-- BEGIN Records --

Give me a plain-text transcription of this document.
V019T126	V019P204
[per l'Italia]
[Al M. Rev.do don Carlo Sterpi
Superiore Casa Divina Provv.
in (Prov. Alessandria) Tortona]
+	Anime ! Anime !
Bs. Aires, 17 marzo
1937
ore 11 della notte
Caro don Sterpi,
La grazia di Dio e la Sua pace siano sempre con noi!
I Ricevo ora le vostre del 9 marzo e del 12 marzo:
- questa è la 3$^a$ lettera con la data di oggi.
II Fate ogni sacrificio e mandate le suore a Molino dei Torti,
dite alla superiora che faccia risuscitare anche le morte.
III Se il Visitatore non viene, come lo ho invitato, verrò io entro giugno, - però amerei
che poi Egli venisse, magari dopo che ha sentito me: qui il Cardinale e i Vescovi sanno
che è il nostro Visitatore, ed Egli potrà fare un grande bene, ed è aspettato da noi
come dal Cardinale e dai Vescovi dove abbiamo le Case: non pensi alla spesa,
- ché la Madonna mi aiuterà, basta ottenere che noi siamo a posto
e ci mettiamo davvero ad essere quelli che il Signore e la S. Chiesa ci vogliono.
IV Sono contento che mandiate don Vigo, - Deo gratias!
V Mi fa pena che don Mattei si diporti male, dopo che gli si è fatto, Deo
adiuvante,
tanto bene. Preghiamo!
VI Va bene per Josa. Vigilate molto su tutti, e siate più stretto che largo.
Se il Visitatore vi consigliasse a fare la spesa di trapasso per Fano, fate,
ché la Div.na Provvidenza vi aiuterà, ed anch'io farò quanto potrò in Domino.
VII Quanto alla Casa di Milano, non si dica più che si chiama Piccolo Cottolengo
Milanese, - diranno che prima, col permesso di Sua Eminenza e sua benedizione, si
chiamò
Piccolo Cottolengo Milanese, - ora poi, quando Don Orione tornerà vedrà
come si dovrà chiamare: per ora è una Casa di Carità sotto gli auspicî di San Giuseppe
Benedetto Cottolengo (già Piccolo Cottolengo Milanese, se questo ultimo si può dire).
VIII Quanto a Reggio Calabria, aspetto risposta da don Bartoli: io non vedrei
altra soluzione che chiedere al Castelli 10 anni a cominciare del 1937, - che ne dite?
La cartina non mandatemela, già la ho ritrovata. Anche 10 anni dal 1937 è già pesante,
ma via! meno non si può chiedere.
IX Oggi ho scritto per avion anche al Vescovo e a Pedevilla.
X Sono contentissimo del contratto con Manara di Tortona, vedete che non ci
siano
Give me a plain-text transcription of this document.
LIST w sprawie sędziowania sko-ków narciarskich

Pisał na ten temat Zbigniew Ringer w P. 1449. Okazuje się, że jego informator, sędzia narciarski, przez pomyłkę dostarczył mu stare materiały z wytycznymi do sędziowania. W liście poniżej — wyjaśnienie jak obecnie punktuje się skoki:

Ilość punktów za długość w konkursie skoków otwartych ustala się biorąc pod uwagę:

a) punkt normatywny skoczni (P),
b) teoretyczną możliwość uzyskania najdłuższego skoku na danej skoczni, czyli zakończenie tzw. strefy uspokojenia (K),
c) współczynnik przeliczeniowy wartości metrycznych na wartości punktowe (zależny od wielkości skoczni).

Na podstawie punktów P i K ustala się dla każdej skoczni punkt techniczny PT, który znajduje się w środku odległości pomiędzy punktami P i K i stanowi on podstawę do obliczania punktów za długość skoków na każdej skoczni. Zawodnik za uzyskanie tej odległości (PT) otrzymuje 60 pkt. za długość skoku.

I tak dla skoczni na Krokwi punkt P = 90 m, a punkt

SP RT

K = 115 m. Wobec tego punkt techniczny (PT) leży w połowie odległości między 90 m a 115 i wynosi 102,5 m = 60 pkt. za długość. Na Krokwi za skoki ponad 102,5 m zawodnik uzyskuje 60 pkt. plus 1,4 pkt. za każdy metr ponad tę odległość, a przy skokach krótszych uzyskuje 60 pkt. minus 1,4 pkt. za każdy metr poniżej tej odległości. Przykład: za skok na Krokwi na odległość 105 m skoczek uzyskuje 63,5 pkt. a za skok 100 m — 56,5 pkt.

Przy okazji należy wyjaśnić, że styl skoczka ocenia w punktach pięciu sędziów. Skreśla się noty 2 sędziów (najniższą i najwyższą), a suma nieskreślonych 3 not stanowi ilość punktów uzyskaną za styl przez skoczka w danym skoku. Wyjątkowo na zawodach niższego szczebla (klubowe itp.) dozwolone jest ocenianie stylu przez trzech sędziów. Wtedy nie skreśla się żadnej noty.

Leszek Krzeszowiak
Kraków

-- END Records --

▸ **Written exercise**: Take the listing above and set it down exactly.

▸ **Result for this task**:
Give me a plain-text transcription of this document.
V019T126	V019P204
[per l'Italia]
[Al M. Rev.do don Carlo Sterpi
Superiore Casa Divina Provv.
in (Prov. Alessandria) Tortona]
+	Anime ! Anime !
Bs. Aires, 17 marzo
1937
ore 11 della notte
Caro don Sterpi,
La grazia di Dio e la Sua pace siano sempre con noi!
I Ricevo ora le vostre del 9 marzo e del 12 marzo:
- questa è la 3$^a$ lettera con la data di oggi.
II Fate ogni sacrificio e mandate le suore a Molino dei Torti,
dite alla superiora che faccia risuscitare anche le morte.
III Se il Visitatore non viene, come lo ho invitato, verrò io entro giugno, - però amerei
che poi Egli venisse, magari dopo che ha sentito me: qui il Cardinale e i Vescovi sanno
che è il nostro Visitatore, ed Egli potrà fare un grande bene, ed è aspettato da noi
come dal Cardinale e dai Vescovi dove abbiamo le Case: non pensi alla spesa,
- ché la Madonna mi aiuterà, basta ottenere che noi siamo a posto
e ci mettiamo davvero ad essere quelli che il Signore e la S. Chiesa ci vogliono.
IV Sono contento che mandiate don Vigo, - Deo gratias!
V Mi fa pena che don Mattei si diporti male, dopo che gli si è fatto, Deo
adiuvante,
tanto bene. Preghiamo!
VI Va bene per Josa. Vigilate molto su tutti, e siate più stretto che largo.
Se il Visitatore vi consigliasse a fare la spesa di trapasso per Fano, fate,
ché la Div.na Provvidenza vi aiuterà, ed anch'io farò quanto potrò in Domino.
VII Quanto alla Casa di Milano, non si dica più che si chiama Piccolo Cottolengo
Milanese, - diranno che prima, col permesso di Sua Eminenza e sua benedizione, si
chiamò
Piccolo Cottolengo Milanese, - ora poi, quando Don Orione tornerà vedrà
come si dovrà chiamare: per ora è una Casa di Carità sotto gli auspicî di San Giuseppe
Benedetto Cottolengo (già Piccolo Cottolengo Milanese, se questo ultimo si può dire).
VIII Quanto a Reggio Calabria, aspetto risposta da don Bartoli: io non vedrei
altra soluzione che chiedere al Castelli 10 anni a cominciare del 1937, - che ne dite?
La cartina non mandatemela, già la ho ritrovata. Anche 10 anni dal 1937 è già pesante,
ma via! meno non si può chiedere.
IX Oggi ho scritto per avion anche al Vescovo e a Pedevilla.
X Sono contentissimo del contratto con Manara di Tortona, vedete che non ci
siano
Give me a plain-text transcription of this document.
LIST w sprawie sędziowania sko-ków narciarskich

Pisał na ten temat Zbigniew Ringer w P. 1449. Okazuje się, że jego informator, sędzia narciarski, przez pomyłkę dostarczył mu stare materiały z wytycznymi do sędziowania. W liście poniżej — wyjaśnienie jak obecnie punktuje się skoki:

Ilość punktów za długość w konkursie skoków otwartych ustala się biorąc pod uwagę:

a) punkt normatywny skoczni (P),
b) teoretyczną możliwość uzyskania najdłuższego skoku na danej skoczni, czyli zakończenie tzw. strefy uspokojenia (K),
c) współczynnik przeliczeniowy wartości metrycznych na wartości punktowe (zależny od wielkości skoczni).

Na podstawie punktów P i K ustala się dla każdej skoczni punkt techniczny PT, który znajduje się w środku odległości pomiędzy punktami P i K i stanowi on podstawę do obliczania punktów za długość skoków na każdej skoczni. Zawodnik za uzyskanie tej odległości (PT) otrzymuje 60 pkt. za długość skoku.

I tak dla skoczni na Krokwi punkt P = 90 m, a punkt

SP RT

K = 115 m. Wobec tego punkt techniczny (PT) leży w połowie odległości między 90 m a 115 i wynosi 102,5 m = 60 pkt. za długość. Na Krokwi za skoki ponad 102,5 m zawodnik uzyskuje 60 pkt. plus 1,4 pkt. za każdy metr ponad tę odległość, a przy skokach krótszych uzyskuje 60 pkt. minus 1,4 pkt. za każdy metr poniżej tej odległości. Przykład: za skok na Krokwi na odległość 105 m skoczek uzyskuje 63,5 pkt. a za skok 100 m — 56,5 pkt.

Przy okazji należy wyjaśnić, że styl skoczka ocenia w punktach pięciu sędziów. Skreśla się noty 2 sędziów (najniższą i najwyższą), a suma nieskreślonych 3 not stanowi ilość punktów uzyskaną za styl przez skoczka w danym skoku. Wyjątkowo na zawodach niższego szczebla (klubowe itp.) dozwolone jest ocenianie stylu przez trzech sędziów. Wtedy nie skreśla się żadnej noty.

Leszek Krzeszowiak
Kraków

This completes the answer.